-- Records provided start --
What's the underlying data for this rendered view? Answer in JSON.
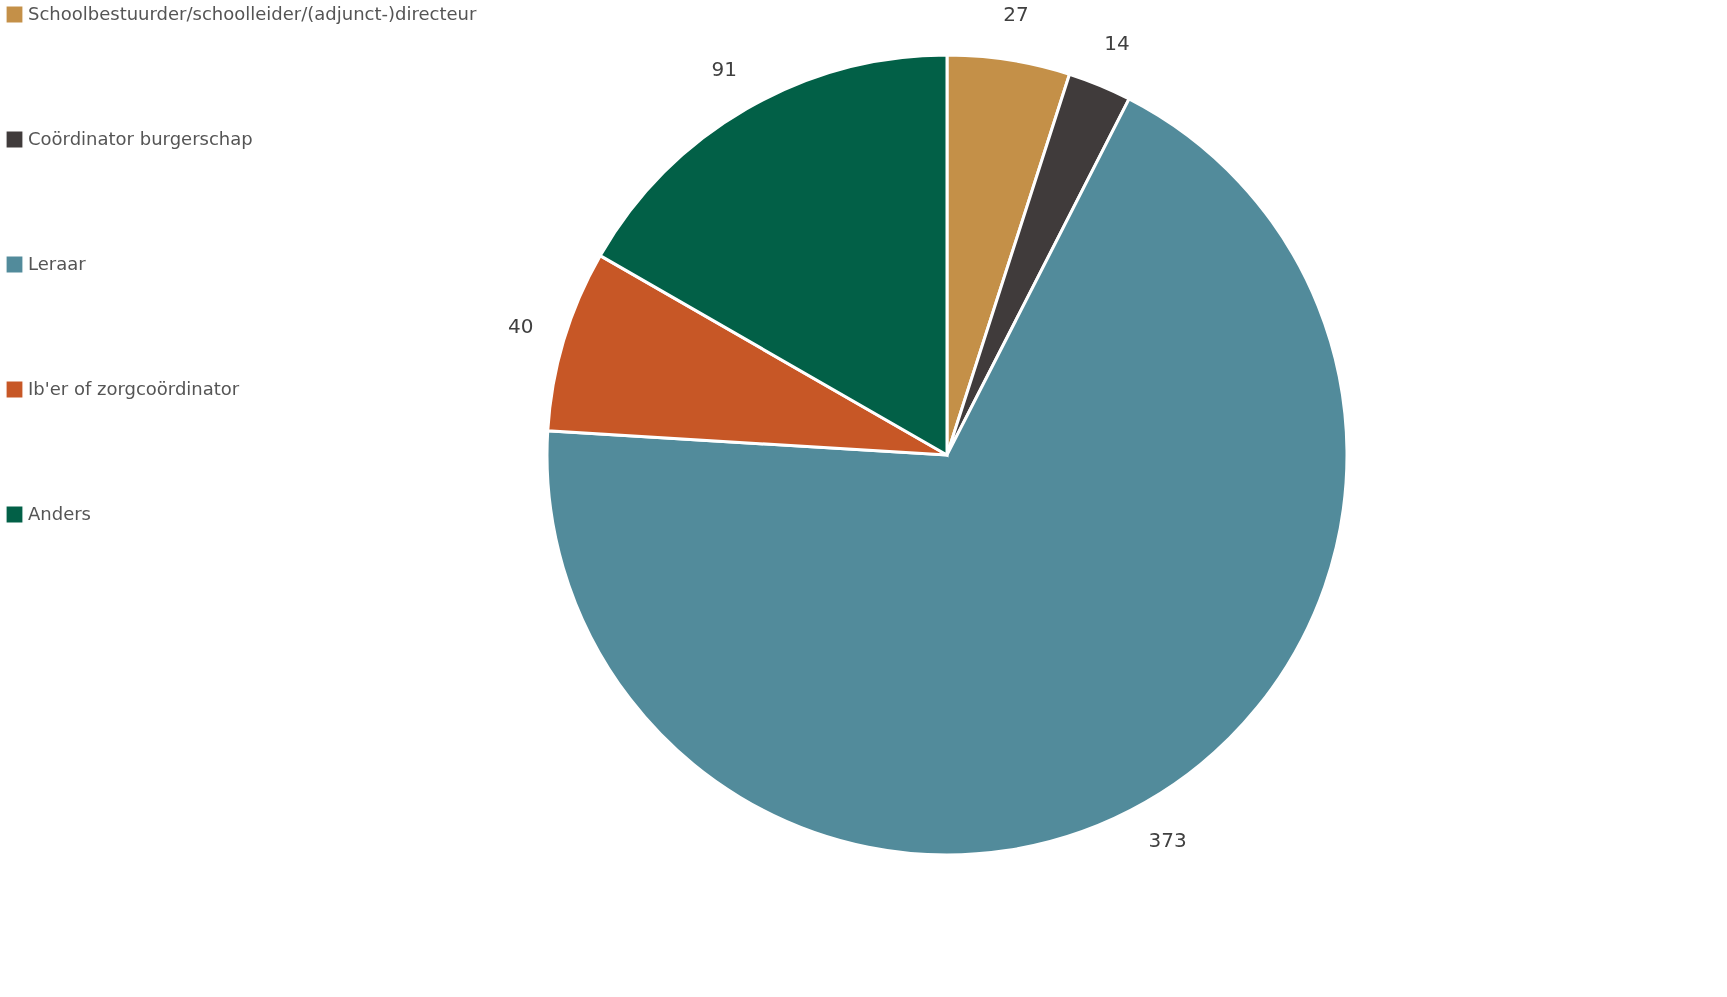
{
  "chart_data": {
    "type": "pie",
    "categories": [
      "Schoolbestuurder/schoolleider/(adjunct-)directeur",
      "Coördinator burgerschap",
      "Leraar",
      "Ib'er of zorgcoördinator",
      "Anders"
    ],
    "values": [
      27,
      14,
      373,
      40,
      91
    ],
    "colors": [
      "#c49048",
      "#403b3b",
      "#528b9b",
      "#c75726",
      "#026047"
    ],
    "data_labels": true,
    "legend": "left"
  }
}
-- Records provided end --
**What is expected:** Write out all the records again, exactly, minus any pictures.

**Correct answer:**
What's the underlying data for this rendered view? Answer in JSON.
{
  "chart_data": {
    "type": "pie",
    "categories": [
      "Schoolbestuurder/schoolleider/(adjunct-)directeur",
      "Coördinator burgerschap",
      "Leraar",
      "Ib'er of zorgcoördinator",
      "Anders"
    ],
    "values": [
      27,
      14,
      373,
      40,
      91
    ],
    "colors": [
      "#c49048",
      "#403b3b",
      "#528b9b",
      "#c75726",
      "#026047"
    ],
    "data_labels": true,
    "legend": "left"
  }
}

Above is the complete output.